[Begin Information shown]

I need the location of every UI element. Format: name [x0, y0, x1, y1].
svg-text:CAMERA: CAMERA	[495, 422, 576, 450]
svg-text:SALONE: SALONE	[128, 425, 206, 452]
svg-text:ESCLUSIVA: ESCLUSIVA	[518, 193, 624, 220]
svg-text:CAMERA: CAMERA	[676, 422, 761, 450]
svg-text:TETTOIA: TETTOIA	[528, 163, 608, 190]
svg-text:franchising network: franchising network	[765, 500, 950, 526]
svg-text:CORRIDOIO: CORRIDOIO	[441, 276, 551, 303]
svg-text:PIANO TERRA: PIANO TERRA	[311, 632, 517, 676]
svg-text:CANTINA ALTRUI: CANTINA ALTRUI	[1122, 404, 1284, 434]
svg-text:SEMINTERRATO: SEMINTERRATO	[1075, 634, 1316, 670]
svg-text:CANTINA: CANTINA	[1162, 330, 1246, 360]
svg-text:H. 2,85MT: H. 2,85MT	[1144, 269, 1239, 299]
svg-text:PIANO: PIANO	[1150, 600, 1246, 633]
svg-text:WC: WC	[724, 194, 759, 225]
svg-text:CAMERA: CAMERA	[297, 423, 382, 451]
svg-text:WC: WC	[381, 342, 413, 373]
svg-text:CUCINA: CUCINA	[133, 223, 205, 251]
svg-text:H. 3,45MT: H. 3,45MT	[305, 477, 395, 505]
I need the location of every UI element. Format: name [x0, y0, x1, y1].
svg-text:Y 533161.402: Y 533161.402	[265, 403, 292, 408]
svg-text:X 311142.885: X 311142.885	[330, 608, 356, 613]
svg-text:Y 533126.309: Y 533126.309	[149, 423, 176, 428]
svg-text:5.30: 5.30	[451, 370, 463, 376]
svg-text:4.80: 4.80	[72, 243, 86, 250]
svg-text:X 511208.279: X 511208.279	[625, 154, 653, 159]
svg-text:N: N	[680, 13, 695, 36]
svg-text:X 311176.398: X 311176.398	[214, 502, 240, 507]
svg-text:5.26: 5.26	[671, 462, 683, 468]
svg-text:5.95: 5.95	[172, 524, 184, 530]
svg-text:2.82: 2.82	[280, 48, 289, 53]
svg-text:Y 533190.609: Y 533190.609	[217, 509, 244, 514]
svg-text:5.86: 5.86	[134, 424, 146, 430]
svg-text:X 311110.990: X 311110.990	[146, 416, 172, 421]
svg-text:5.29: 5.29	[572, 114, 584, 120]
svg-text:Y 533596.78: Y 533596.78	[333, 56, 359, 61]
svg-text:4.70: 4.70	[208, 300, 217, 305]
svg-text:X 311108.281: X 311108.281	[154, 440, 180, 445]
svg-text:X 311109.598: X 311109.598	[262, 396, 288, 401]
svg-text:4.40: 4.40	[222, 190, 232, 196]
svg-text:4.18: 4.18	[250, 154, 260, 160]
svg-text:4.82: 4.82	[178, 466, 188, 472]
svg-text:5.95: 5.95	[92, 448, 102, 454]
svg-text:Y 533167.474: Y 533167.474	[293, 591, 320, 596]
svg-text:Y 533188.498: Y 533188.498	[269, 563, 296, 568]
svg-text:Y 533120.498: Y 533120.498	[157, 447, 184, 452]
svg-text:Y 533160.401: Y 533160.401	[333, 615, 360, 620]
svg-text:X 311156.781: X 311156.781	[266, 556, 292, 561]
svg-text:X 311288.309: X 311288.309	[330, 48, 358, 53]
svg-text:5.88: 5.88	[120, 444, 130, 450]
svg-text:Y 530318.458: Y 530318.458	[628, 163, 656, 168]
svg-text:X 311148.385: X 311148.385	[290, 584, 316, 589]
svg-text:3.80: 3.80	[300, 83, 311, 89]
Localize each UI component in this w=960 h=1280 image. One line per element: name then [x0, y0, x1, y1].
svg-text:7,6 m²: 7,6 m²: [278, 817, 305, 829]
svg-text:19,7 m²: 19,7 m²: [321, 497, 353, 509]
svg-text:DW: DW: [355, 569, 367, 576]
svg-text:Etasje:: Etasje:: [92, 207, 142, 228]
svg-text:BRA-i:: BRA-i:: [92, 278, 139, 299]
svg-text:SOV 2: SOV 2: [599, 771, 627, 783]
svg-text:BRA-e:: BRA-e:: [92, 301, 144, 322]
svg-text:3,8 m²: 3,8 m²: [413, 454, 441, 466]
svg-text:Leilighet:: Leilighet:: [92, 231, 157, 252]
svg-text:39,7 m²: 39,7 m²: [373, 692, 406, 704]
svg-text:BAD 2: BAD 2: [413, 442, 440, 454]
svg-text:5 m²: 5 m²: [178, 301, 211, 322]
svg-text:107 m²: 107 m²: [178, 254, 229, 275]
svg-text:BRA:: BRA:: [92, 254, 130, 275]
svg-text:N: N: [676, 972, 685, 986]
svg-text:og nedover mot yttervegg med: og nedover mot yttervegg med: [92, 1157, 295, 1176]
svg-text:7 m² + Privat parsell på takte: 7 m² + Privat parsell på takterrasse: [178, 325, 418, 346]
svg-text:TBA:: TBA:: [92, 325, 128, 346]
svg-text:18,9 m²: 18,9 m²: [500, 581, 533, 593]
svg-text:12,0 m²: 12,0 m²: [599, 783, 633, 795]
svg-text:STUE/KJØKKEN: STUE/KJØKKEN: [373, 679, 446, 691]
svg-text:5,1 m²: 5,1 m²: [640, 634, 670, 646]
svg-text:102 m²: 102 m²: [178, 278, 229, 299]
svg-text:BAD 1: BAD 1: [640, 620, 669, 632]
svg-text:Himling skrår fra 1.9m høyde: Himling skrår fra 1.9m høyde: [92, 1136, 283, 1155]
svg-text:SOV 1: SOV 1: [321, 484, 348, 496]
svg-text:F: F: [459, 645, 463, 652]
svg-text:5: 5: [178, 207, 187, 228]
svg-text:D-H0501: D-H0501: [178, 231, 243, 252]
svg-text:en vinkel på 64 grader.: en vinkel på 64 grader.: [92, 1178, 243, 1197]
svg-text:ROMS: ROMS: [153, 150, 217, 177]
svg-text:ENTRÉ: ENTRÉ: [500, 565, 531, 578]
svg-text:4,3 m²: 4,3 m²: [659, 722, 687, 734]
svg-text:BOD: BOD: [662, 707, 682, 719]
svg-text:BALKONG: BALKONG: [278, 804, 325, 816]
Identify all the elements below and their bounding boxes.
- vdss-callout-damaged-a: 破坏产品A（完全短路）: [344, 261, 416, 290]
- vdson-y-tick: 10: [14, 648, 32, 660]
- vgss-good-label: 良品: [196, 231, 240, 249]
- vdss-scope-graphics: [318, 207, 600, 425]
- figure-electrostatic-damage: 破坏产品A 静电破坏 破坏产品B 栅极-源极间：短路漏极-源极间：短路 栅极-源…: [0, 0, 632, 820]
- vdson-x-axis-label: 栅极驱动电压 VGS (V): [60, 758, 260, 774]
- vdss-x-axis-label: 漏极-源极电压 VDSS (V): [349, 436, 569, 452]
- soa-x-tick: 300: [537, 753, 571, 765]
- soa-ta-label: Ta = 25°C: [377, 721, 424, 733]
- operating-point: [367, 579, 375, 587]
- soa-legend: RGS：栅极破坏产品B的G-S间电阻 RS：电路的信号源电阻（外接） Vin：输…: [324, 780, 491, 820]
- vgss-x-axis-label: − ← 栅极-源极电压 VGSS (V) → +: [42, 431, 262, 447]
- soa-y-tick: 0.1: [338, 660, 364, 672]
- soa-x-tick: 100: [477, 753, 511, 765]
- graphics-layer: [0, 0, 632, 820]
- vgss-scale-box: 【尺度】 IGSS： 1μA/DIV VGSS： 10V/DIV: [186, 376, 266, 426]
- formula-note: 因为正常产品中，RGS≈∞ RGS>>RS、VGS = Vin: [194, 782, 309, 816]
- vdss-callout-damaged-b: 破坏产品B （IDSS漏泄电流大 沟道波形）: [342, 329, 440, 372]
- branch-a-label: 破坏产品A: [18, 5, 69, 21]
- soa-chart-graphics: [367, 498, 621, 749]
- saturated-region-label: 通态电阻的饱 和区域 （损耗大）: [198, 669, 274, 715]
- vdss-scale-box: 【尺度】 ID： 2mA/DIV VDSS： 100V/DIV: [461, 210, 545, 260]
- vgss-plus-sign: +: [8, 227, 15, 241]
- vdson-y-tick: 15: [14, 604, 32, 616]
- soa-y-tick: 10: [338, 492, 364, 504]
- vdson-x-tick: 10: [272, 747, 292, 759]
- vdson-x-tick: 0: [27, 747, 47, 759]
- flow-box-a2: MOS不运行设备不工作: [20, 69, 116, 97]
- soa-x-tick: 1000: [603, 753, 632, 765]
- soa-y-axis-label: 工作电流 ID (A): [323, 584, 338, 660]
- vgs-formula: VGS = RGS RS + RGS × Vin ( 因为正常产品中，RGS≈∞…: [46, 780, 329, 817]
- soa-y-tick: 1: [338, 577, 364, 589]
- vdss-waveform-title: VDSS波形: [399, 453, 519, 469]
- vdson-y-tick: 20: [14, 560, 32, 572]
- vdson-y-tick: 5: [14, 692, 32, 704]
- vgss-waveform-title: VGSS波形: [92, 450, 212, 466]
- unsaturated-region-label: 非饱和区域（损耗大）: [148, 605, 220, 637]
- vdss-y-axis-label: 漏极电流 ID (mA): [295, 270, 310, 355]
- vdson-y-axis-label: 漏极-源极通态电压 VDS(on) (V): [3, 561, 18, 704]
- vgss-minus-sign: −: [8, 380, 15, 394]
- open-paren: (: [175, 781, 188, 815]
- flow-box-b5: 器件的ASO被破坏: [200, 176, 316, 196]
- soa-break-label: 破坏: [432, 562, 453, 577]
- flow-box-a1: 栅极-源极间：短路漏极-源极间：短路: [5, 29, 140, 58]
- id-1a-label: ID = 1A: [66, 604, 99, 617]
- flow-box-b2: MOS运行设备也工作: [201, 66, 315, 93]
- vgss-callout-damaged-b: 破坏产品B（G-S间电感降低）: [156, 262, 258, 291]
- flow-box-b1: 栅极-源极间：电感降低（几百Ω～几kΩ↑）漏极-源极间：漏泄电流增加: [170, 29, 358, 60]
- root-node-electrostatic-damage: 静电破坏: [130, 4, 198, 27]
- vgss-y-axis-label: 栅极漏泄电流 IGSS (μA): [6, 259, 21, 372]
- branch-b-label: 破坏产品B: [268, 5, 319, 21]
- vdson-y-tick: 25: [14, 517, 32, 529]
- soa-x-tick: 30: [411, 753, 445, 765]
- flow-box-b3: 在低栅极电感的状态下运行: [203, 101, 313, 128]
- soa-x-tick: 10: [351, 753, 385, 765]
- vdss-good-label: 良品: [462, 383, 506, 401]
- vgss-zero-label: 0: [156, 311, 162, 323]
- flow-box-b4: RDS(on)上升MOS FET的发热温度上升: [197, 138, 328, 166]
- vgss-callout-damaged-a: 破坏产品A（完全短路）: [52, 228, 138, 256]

[End Information shown]

* **Instructions for the task**: Rewrite the listing from its first line through the line containing "422, 761, 450]", inclusive, substituting "SOGGIORNO" for every occurrence of "SALONE" and leaving everything else unchanged.

* **Expected output**:
I need the location of every UI element. Format: name [x0, y0, x1, y1].
svg-text:CAMERA: CAMERA	[495, 422, 576, 450]
svg-text:SOGGIORNO: SOGGIORNO	[128, 425, 206, 452]
svg-text:ESCLUSIVA: ESCLUSIVA	[518, 193, 624, 220]
svg-text:CAMERA: CAMERA	[676, 422, 761, 450]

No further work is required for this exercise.